§ **To do**:
Collect each line of the records containing the string "this".

-------- Data provided

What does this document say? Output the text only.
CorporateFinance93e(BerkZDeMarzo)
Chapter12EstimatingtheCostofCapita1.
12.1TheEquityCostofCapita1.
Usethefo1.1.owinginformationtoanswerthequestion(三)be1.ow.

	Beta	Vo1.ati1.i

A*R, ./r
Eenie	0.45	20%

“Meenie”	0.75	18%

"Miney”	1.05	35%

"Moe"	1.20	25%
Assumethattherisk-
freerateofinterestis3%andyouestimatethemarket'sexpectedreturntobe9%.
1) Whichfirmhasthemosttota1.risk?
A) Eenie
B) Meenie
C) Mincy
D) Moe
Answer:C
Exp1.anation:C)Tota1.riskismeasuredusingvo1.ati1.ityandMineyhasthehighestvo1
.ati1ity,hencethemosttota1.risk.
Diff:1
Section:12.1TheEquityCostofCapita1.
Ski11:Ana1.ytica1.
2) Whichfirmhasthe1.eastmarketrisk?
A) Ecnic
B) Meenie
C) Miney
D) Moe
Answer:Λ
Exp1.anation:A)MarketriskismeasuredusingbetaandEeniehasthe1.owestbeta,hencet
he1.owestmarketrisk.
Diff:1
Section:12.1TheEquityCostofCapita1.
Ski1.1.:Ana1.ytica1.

----------------
-------- Data provided

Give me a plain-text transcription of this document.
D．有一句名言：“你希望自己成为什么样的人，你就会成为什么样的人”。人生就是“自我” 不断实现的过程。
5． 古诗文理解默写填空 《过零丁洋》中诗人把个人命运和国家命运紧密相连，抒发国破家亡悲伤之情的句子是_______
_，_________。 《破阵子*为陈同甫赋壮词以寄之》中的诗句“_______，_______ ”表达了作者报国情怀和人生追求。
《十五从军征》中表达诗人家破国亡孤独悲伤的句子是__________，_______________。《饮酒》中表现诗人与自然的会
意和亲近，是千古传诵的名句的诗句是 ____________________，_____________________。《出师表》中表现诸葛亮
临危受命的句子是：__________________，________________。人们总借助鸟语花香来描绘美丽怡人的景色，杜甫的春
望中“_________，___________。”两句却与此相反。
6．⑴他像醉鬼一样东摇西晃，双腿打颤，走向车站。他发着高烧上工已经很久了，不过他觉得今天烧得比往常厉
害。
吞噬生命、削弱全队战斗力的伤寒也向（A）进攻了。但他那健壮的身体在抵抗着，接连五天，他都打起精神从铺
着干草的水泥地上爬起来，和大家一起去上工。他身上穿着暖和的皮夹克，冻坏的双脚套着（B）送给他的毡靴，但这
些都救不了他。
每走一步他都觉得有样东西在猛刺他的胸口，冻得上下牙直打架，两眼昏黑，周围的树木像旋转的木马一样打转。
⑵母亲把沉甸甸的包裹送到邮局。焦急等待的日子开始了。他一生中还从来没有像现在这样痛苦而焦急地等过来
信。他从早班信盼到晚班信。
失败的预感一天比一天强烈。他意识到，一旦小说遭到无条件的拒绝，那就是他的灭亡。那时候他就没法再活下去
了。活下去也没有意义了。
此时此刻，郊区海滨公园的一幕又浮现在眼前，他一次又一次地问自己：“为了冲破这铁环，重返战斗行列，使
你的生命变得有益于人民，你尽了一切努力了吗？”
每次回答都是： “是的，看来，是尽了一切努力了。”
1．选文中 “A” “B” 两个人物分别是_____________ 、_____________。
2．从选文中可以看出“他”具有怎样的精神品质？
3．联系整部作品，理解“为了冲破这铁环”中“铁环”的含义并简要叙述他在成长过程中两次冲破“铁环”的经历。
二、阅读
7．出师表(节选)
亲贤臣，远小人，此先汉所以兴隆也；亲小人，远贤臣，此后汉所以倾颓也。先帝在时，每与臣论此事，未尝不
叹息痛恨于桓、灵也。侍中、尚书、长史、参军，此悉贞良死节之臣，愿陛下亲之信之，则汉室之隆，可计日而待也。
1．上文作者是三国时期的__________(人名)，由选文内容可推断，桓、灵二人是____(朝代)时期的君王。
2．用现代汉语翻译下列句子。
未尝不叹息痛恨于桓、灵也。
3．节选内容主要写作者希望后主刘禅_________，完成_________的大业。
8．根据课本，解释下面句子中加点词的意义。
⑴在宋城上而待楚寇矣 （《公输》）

----------------
-------- Data provided

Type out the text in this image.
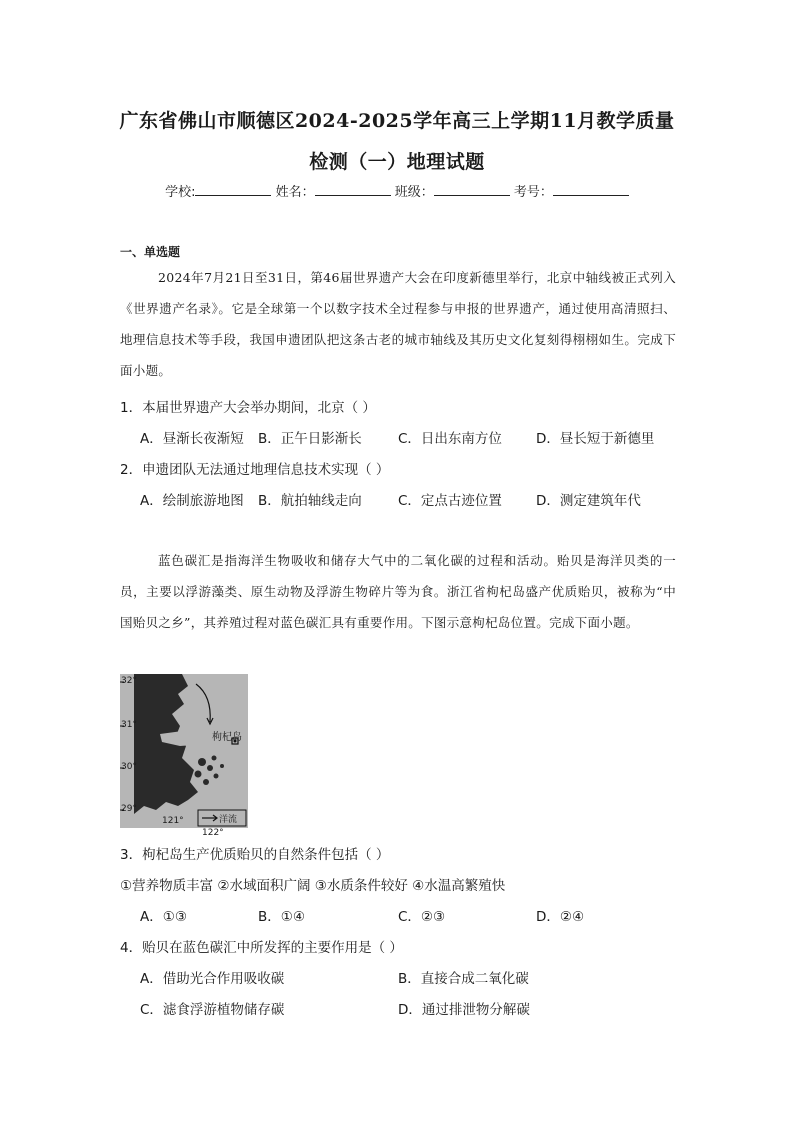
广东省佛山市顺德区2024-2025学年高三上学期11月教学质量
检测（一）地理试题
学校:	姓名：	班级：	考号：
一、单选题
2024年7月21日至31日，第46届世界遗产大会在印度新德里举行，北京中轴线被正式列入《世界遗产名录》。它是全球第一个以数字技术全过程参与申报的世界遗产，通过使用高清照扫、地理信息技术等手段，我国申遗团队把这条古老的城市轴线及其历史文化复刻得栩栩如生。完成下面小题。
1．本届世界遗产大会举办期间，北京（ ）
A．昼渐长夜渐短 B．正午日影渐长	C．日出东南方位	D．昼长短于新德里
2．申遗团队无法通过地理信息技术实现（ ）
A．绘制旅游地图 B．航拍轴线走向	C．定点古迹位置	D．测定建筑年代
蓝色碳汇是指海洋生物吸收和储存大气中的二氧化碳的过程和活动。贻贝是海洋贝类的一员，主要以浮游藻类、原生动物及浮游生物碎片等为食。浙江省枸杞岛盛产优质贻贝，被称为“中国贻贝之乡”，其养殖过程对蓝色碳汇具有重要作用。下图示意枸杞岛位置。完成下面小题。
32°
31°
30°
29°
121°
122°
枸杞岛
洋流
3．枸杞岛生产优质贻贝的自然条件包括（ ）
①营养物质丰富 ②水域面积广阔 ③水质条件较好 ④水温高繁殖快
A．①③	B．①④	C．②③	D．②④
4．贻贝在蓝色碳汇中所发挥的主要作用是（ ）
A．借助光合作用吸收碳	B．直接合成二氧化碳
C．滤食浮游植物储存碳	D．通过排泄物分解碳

----------------

§ **Correct output**:
What does this document say? Output the text only.
Give me a plain-text transcription of this document.
Type out the text in this image.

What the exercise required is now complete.